>> START

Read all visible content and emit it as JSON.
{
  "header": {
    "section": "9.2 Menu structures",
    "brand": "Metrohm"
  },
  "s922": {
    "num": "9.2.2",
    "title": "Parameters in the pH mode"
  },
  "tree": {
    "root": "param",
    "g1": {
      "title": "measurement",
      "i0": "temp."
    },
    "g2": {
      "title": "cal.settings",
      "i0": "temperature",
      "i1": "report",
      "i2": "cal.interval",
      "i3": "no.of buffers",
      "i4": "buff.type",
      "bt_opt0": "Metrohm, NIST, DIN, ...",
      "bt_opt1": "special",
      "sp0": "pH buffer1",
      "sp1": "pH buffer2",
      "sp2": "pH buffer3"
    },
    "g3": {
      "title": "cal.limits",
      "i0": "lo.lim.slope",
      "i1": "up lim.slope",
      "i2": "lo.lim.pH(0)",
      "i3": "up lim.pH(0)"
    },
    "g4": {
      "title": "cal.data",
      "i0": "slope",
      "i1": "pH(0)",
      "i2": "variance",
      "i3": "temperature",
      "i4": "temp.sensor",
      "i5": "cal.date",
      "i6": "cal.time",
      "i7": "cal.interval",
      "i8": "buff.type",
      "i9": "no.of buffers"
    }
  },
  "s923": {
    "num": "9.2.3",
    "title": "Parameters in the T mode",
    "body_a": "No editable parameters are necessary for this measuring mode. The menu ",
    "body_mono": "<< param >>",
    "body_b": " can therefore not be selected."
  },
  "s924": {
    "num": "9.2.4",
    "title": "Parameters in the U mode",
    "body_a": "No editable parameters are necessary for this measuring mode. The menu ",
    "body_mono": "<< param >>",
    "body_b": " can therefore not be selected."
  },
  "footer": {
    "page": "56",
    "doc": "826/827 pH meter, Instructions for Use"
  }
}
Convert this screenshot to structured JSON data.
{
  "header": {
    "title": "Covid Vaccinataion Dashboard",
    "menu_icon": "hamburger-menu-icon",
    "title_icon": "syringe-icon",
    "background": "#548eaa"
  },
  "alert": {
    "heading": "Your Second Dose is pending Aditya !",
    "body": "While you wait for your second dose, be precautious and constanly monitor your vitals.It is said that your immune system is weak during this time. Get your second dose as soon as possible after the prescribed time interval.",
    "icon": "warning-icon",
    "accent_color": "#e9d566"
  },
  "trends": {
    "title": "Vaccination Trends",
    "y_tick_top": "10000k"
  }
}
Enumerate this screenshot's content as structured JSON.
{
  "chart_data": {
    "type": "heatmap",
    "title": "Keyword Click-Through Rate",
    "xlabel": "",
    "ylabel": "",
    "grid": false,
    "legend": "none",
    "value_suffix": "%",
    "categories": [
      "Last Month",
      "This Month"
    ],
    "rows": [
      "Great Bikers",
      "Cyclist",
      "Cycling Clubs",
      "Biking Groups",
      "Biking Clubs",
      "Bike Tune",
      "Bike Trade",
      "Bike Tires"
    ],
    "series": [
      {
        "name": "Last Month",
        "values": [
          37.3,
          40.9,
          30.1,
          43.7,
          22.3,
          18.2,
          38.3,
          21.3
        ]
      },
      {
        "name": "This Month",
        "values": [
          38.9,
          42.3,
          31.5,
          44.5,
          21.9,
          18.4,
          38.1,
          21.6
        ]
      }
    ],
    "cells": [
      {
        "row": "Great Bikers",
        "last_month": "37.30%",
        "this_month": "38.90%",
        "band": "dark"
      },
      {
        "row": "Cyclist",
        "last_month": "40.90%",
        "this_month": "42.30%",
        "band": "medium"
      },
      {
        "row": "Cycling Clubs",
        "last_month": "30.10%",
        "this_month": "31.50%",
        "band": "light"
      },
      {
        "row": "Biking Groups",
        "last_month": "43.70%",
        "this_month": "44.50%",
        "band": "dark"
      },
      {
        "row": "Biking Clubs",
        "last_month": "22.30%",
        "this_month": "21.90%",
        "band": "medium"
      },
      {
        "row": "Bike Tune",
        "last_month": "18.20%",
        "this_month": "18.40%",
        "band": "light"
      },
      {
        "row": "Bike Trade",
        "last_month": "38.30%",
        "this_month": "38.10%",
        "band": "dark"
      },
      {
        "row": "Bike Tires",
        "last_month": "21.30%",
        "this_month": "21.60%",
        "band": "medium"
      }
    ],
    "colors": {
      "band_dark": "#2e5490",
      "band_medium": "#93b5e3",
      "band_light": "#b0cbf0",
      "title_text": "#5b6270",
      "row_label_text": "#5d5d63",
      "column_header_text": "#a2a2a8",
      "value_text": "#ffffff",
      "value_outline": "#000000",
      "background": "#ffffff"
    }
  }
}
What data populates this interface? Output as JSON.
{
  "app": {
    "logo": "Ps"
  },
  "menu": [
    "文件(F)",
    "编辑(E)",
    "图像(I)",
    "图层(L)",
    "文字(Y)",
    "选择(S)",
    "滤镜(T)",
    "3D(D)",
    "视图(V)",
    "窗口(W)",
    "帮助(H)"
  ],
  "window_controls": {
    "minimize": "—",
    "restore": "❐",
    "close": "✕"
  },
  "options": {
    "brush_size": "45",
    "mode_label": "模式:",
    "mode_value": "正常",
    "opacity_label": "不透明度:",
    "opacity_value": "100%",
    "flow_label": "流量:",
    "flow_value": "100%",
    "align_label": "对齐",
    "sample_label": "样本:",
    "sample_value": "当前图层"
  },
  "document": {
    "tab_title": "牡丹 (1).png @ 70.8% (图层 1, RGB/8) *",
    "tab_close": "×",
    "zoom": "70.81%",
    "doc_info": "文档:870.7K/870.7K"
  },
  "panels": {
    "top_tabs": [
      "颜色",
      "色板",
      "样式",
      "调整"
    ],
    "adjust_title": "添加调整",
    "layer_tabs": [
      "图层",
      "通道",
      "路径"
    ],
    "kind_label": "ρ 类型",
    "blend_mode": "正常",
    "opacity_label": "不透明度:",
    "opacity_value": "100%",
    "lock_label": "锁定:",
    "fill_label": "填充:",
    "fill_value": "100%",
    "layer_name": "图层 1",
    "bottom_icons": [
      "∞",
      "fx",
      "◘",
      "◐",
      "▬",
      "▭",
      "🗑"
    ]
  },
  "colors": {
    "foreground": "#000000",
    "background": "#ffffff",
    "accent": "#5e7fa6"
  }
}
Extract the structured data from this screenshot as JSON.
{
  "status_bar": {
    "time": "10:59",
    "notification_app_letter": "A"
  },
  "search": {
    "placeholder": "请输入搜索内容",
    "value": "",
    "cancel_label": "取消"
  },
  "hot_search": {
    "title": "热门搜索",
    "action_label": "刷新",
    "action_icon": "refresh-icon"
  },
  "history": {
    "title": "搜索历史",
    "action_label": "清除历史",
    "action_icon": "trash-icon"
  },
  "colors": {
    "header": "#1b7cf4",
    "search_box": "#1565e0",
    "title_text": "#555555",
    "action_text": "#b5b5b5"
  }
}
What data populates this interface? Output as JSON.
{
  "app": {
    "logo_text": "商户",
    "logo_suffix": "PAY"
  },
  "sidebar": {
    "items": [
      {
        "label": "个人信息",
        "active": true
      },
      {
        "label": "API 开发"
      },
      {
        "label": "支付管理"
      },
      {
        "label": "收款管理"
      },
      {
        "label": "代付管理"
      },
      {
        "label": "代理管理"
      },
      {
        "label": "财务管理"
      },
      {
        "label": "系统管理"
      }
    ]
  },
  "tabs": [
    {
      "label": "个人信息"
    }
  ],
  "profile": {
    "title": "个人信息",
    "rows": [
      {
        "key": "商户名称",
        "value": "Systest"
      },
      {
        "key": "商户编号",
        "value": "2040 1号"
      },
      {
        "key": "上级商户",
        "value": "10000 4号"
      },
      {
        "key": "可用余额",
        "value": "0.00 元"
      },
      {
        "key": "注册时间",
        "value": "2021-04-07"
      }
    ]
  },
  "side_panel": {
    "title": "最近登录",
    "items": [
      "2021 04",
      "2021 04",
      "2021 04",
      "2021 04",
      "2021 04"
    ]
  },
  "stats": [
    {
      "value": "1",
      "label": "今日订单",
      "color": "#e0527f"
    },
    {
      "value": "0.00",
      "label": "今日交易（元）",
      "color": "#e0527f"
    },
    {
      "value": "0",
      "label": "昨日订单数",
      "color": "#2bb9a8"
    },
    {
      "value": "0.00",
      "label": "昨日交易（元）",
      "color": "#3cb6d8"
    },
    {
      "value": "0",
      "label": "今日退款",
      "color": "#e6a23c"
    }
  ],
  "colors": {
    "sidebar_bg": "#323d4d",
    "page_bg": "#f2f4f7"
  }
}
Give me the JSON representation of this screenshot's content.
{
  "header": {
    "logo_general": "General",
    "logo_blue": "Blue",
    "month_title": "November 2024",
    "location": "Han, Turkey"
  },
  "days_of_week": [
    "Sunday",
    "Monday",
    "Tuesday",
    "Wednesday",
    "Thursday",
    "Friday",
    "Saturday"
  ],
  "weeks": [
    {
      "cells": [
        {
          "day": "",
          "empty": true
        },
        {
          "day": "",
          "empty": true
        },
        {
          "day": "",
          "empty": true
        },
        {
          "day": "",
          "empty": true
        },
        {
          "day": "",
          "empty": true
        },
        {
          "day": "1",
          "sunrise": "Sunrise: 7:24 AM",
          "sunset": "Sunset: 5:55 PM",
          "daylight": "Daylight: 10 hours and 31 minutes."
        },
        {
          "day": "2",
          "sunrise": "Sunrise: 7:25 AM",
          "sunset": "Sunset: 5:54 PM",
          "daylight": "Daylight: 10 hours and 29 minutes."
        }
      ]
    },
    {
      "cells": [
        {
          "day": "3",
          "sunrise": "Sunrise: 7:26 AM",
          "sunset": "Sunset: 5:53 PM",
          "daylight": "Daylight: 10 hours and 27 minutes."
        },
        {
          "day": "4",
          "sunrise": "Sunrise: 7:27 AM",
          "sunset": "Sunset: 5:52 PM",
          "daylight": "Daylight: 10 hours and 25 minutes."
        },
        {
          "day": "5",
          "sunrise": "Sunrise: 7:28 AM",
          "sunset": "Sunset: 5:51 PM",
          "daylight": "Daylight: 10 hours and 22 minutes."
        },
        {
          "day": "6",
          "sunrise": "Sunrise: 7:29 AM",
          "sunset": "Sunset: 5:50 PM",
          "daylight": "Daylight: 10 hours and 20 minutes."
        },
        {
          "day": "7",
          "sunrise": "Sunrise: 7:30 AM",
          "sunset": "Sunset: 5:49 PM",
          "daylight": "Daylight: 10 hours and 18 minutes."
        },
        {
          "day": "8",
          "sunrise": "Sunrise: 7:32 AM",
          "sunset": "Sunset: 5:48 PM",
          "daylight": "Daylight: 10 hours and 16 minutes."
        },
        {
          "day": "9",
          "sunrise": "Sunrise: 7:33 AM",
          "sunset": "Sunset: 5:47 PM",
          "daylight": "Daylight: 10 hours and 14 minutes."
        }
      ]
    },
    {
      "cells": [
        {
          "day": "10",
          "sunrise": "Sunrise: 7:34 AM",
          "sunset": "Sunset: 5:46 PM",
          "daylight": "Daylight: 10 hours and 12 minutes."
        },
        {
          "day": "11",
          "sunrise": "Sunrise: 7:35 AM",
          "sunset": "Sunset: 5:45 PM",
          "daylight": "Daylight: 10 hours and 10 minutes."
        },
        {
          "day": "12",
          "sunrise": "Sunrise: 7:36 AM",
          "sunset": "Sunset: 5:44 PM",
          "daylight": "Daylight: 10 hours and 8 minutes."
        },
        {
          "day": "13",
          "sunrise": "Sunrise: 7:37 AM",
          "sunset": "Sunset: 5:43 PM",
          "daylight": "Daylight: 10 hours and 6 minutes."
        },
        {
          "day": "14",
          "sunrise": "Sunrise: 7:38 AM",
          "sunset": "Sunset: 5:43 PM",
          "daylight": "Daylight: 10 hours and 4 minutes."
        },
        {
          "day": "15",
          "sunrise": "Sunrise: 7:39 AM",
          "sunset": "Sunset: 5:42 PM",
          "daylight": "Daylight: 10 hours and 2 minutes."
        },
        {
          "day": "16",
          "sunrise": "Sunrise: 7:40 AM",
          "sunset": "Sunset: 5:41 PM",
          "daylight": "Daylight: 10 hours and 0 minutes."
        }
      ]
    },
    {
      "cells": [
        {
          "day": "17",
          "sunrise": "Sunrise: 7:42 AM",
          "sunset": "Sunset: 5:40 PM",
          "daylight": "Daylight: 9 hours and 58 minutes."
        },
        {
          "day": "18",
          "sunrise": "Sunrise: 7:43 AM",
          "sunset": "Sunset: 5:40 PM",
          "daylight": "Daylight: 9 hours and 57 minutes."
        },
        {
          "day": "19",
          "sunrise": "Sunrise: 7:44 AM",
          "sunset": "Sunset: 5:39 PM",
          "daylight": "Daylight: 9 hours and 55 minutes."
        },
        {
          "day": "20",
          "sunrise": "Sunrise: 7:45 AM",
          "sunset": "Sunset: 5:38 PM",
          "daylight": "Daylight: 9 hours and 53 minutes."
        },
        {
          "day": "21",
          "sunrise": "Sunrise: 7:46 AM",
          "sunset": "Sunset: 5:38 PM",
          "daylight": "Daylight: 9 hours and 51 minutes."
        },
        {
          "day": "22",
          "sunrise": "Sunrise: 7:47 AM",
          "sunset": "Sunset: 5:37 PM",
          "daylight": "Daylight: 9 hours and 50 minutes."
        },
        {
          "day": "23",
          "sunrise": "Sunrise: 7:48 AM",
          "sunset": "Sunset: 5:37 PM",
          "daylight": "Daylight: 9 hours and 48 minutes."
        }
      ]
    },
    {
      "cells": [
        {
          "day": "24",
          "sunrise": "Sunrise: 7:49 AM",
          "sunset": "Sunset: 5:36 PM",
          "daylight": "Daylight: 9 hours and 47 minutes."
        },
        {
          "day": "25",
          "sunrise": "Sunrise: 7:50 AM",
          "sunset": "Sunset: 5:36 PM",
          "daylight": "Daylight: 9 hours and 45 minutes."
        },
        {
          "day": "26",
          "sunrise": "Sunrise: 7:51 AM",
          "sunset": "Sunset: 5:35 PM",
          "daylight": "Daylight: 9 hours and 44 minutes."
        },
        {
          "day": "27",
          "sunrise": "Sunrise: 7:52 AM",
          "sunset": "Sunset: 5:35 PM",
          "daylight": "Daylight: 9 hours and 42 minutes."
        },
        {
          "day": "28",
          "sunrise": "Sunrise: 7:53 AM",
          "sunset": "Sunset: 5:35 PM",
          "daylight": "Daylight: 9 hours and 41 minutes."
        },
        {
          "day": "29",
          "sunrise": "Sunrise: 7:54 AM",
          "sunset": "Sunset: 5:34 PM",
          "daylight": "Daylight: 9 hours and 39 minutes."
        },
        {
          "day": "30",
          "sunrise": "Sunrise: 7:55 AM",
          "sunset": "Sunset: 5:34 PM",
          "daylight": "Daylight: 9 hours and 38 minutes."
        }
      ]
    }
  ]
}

>> END

TASK PROMPT
Scan the data above and copy every line with "slope" in it.

RESPONSE
      "i0": "lo.lim.slope",
      "i1": "up lim.slope",
      "i0": "slope",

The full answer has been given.